- [SOURCE]:
· · · ·

Kate McIlroy (born 26 August 1981)  is a New Zealand cyclist, triathlete and former runner. She won the World Mountain Running title in 2005 and was later named New Zealand Sportswoman of the Year at the Halberg Awards.

She is the national women's record holder for the 3000 metre steeplechase with a time of 9:32.54 set in Heusden, Belgium during 2006.

McIlroy converted to track in a bid to compete at the 2008 Beijing Olympics, but sustained a leg injury and was unable recover in time.

She started competing in triathlons at the end of 2008. In 2012, she was selected to compete at the 2012 Summer Olympics in the triathlon, where she finished in 10th place.

Achievements
2017: 3rd place New Zealand Elite Road Cycling Nationals in Napier
2017: 30th place, Cadel Evans Great Ocean Road Race
2016: First female to go under 4 hours at the Taupo Road Race
2014: 12th place in triathlon at the Glasgow Commonwealth Games
2012: Placed 10th in the 2012 London Olympics Triathlon.
2012: 3rd place New Zealand Elite Road Cycling Nationals in Christchurch
2009: Started competing in triathlon, winning a World Cup race in Hungary.
2006: Represented New Zealand at the Commonwealth Games, finishing fifth in the 3000m steeplechase.

· · · ·

- [MATERIAL PROVIDED]:
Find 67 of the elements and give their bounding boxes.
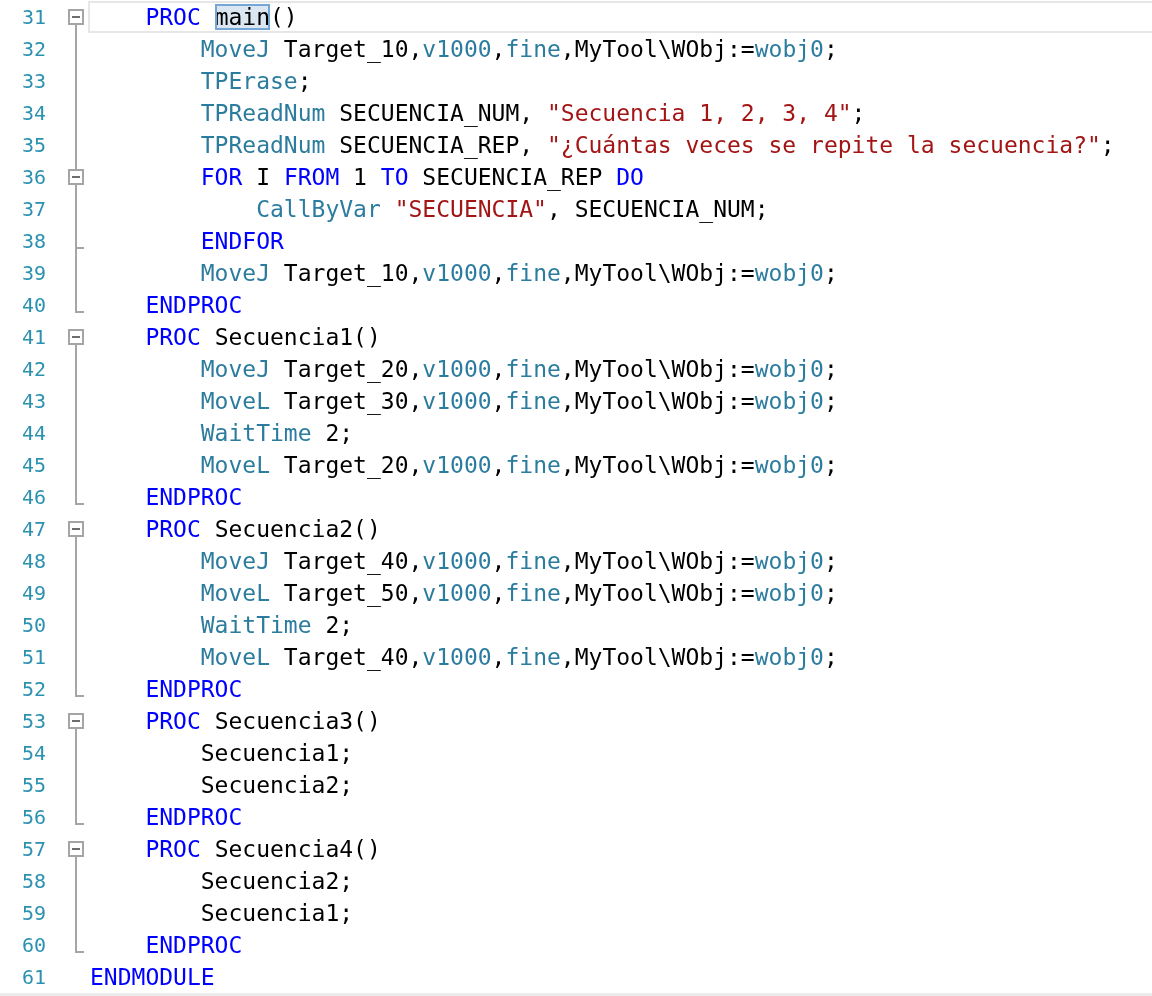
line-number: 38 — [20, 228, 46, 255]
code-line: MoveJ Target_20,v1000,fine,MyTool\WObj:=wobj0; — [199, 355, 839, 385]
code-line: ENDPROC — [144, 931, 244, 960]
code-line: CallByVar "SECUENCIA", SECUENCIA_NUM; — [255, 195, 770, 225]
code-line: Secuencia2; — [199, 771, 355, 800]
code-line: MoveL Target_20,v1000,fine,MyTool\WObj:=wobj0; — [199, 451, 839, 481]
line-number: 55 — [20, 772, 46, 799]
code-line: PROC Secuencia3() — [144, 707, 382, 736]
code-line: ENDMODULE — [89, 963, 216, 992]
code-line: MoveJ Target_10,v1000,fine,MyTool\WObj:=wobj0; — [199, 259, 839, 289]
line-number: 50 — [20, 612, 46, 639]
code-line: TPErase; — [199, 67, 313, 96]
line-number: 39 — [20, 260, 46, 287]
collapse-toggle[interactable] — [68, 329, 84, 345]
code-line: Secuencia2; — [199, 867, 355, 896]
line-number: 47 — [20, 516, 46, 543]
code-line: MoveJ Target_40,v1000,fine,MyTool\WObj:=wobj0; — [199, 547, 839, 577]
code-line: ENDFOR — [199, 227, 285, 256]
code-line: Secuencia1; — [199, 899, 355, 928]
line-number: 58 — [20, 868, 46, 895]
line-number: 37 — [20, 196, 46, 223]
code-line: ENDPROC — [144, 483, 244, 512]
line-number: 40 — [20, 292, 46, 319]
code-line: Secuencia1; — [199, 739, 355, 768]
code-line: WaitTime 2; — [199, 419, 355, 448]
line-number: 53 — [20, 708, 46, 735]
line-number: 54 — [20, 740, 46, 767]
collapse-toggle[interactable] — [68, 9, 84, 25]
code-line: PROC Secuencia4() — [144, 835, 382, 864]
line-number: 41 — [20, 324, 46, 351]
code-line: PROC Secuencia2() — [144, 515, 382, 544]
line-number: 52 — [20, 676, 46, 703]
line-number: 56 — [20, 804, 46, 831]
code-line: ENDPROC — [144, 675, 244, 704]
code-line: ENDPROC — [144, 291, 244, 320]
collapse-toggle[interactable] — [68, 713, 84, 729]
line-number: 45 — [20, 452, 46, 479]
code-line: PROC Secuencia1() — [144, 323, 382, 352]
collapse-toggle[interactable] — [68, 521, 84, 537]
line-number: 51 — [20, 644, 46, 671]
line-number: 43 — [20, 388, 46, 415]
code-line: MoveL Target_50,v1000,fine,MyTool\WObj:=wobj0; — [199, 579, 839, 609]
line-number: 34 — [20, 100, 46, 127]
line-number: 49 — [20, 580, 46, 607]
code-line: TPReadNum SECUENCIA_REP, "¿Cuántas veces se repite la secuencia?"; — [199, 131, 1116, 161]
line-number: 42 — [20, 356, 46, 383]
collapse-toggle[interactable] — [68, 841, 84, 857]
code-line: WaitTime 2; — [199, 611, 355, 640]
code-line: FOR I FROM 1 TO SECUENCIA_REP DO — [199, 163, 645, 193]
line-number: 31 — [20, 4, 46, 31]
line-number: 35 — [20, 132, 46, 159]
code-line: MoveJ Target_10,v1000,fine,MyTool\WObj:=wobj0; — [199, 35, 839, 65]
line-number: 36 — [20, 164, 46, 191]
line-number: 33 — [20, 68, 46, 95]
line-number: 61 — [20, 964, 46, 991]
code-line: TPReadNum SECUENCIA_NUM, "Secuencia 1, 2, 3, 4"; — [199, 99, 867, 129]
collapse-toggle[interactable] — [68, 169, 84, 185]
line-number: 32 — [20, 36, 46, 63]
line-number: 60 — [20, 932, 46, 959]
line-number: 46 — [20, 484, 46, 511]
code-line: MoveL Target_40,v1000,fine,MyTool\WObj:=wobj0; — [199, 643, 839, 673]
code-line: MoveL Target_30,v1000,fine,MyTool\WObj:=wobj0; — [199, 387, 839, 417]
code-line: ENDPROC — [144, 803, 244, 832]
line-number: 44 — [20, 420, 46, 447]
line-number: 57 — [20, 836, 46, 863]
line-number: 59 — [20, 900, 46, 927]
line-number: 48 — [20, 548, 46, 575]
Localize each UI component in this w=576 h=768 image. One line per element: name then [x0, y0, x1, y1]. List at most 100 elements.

· · · ·

- [EXERCISES]:
1 > According to the profile of Kate McIlroy, where did she set her national record in the 3000 metre steeplechase?
2 > Please write out the part of the listing that opens with the line containing "line-number: 38 — [20, 228, 46, 255]" and closes with the line containing "line-number: 50 — [20, 612, 46, 639]", including both of those lines.

- [SOLUTIONS TO THE EXERCISE]:
1 > Heusden, Belgium.

2 >
line-number: 38 — [20, 228, 46, 255]
code-line: MoveJ Target_20,v1000,fine,MyTool\WObj:=wobj0; — [199, 355, 839, 385]
code-line: ENDPROC — [144, 931, 244, 960]
code-line: CallByVar "SECUENCIA", SECUENCIA_NUM; — [255, 195, 770, 225]
code-line: Secuencia2; — [199, 771, 355, 800]
code-line: MoveL Target_20,v1000,fine,MyTool\WObj:=wobj0; — [199, 451, 839, 481]
line-number: 55 — [20, 772, 46, 799]
code-line: PROC Secuencia3() — [144, 707, 382, 736]
code-line: ENDMODULE — [89, 963, 216, 992]
code-line: MoveJ Target_10,v1000,fine,MyTool\WObj:=wobj0; — [199, 259, 839, 289]
line-number: 50 — [20, 612, 46, 639]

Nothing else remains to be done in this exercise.